* _To do_
Extract each line of the data and write it out again exactly.
----
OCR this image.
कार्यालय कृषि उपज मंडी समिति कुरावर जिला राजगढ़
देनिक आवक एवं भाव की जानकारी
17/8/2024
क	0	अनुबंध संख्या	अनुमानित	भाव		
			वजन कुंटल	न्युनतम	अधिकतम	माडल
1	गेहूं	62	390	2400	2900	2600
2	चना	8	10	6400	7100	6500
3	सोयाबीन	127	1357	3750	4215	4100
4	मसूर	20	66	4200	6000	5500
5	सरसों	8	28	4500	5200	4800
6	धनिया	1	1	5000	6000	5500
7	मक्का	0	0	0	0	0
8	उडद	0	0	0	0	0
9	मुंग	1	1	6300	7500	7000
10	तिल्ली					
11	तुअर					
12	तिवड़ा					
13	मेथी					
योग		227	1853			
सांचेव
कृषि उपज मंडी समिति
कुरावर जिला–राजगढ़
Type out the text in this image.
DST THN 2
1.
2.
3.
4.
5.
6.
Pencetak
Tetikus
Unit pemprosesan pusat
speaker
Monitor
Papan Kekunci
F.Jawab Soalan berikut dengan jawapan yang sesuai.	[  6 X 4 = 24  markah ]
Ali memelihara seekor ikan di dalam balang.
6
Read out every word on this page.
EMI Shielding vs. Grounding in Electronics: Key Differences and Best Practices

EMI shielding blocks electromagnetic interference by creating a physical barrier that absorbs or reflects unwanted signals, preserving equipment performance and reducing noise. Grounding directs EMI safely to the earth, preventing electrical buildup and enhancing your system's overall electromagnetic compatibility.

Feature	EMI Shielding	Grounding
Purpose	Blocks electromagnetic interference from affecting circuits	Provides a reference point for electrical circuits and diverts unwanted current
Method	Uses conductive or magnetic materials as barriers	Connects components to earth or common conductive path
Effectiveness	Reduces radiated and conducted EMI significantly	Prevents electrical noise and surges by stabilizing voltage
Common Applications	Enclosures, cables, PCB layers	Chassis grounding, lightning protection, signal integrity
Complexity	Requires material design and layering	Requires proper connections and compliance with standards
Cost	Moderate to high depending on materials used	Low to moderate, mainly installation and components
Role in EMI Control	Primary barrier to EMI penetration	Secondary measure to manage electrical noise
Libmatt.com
----
* _Task result_
OCR this image.
कार्यालय कृषि उपज मंडी समिति कुरावर जिला राजगढ़
देनिक आवक एवं भाव की जानकारी
17/8/2024
क	0	अनुबंध संख्या	अनुमानित	भाव		
			वजन कुंटल	न्युनतम	अधिकतम	माडल
1	गेहूं	62	390	2400	2900	2600
2	चना	8	10	6400	7100	6500
3	सोयाबीन	127	1357	3750	4215	4100
4	मसूर	20	66	4200	6000	5500
5	सरसों	8	28	4500	5200	4800
6	धनिया	1	1	5000	6000	5500
7	मक्का	0	0	0	0	0
8	उडद	0	0	0	0	0
9	मुंग	1	1	6300	7500	7000
10	तिल्ली					
11	तुअर					
12	तिवड़ा					
13	मेथी					
योग		227	1853			
सांचेव
कृषि उपज मंडी समिति
कुरावर जिला–राजगढ़
Type out the text in this image.
DST THN 2
1.
2.
3.
4.
5.
6.
Pencetak
Tetikus
Unit pemprosesan pusat
speaker
Monitor
Papan Kekunci
F.Jawab Soalan berikut dengan jawapan yang sesuai.	[  6 X 4 = 24  markah ]
Ali memelihara seekor ikan di dalam balang.
6
Read out every word on this page.
EMI Shielding vs. Grounding in Electronics: Key Differences and Best Practices

EMI shielding blocks electromagnetic interference by creating a physical barrier that absorbs or reflects unwanted signals, preserving equipment performance and reducing noise. Grounding directs EMI safely to the earth, preventing electrical buildup and enhancing your system's overall electromagnetic compatibility.

Feature	EMI Shielding	Grounding
Purpose	Blocks electromagnetic interference from affecting circuits	Provides a reference point for electrical circuits and diverts unwanted current
Method	Uses conductive or magnetic materials as barriers	Connects components to earth or common conductive path
Effectiveness	Reduces radiated and conducted EMI significantly	Prevents electrical noise and surges by stabilizing voltage
Common Applications	Enclosures, cables, PCB layers	Chassis grounding, lightning protection, signal integrity
Complexity	Requires material design and layering	Requires proper connections and compliance with standards
Cost	Moderate to high depending on materials used	Low to moderate, mainly installation and components
Role in EMI Control	Primary barrier to EMI penetration	Secondary measure to manage electrical noise
Libmatt.com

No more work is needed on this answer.